Aim:
Write the data out again in full, with no departure from the original.

Provided data:
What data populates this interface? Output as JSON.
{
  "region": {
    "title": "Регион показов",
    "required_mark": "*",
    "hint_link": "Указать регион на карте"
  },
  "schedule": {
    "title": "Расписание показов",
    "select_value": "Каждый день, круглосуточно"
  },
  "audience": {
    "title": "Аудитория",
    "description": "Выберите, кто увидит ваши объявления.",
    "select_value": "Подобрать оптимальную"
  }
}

Output for this task:
What data populates this interface? Output as JSON.
{
  "region": {
    "title": "Регион показов",
    "required_mark": "*",
    "hint_link": "Указать регион на карте"
  },
  "schedule": {
    "title": "Расписание показов",
    "select_value": "Каждый день, круглосуточно"
  },
  "audience": {
    "title": "Аудитория",
    "description": "Выберите, кто увидит ваши объявления.",
    "select_value": "Подобрать оптимальную"
  }
}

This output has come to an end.